[WHAT YOU ARE ASKED TO DO] Return the entries verbatim and drop every picture.

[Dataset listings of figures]
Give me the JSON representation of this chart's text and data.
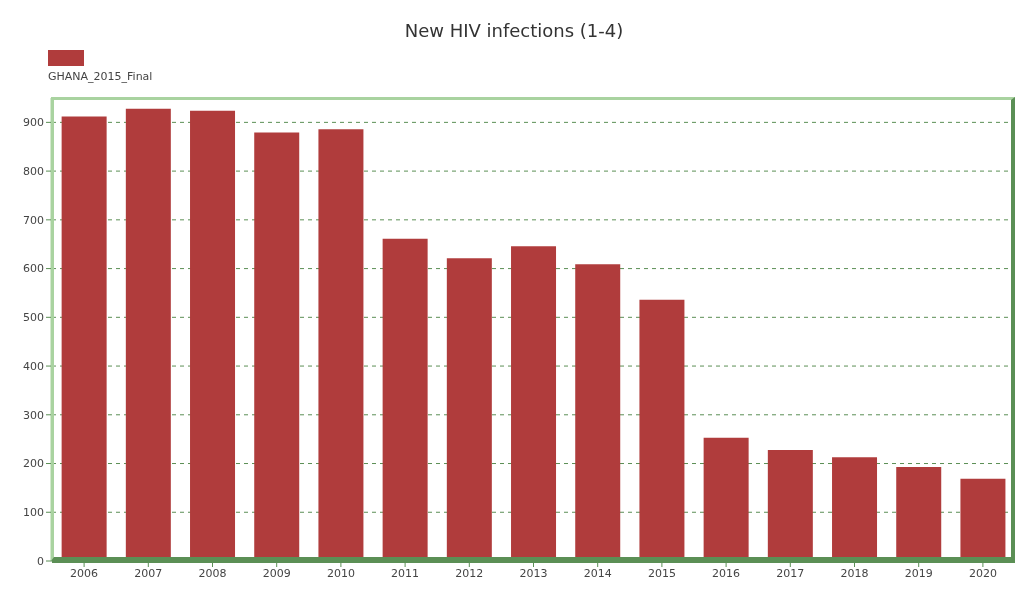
{
  "chart_data": {
    "type": "bar",
    "title": "New HIV infections (1-4)",
    "categories": [
      "2006",
      "2007",
      "2008",
      "2009",
      "2010",
      "2011",
      "2012",
      "2013",
      "2014",
      "2015",
      "2016",
      "2017",
      "2018",
      "2019",
      "2020"
    ],
    "series": [
      {
        "name": "GHANA_2015_Final",
        "color": "#b03c3c",
        "values": [
          912,
          928,
          924,
          879,
          886,
          661,
          621,
          646,
          609,
          536,
          253,
          228,
          213,
          193,
          169
        ]
      }
    ],
    "ylim": [
      0,
      950
    ],
    "yticks": [
      0,
      100,
      200,
      300,
      400,
      500,
      600,
      700,
      800,
      900
    ],
    "grid": "y",
    "legend": "top left"
  }
}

[TASK RESPONSE]
Give me the JSON representation of this chart's text and data.
{
  "chart_data": {
    "type": "bar",
    "title": "New HIV infections (1-4)",
    "categories": [
      "2006",
      "2007",
      "2008",
      "2009",
      "2010",
      "2011",
      "2012",
      "2013",
      "2014",
      "2015",
      "2016",
      "2017",
      "2018",
      "2019",
      "2020"
    ],
    "series": [
      {
        "name": "GHANA_2015_Final",
        "color": "#b03c3c",
        "values": [
          912,
          928,
          924,
          879,
          886,
          661,
          621,
          646,
          609,
          536,
          253,
          228,
          213,
          193,
          169
        ]
      }
    ],
    "ylim": [
      0,
      950
    ],
    "yticks": [
      0,
      100,
      200,
      300,
      400,
      500,
      600,
      700,
      800,
      900
    ],
    "grid": "y",
    "legend": "top left"
  }
}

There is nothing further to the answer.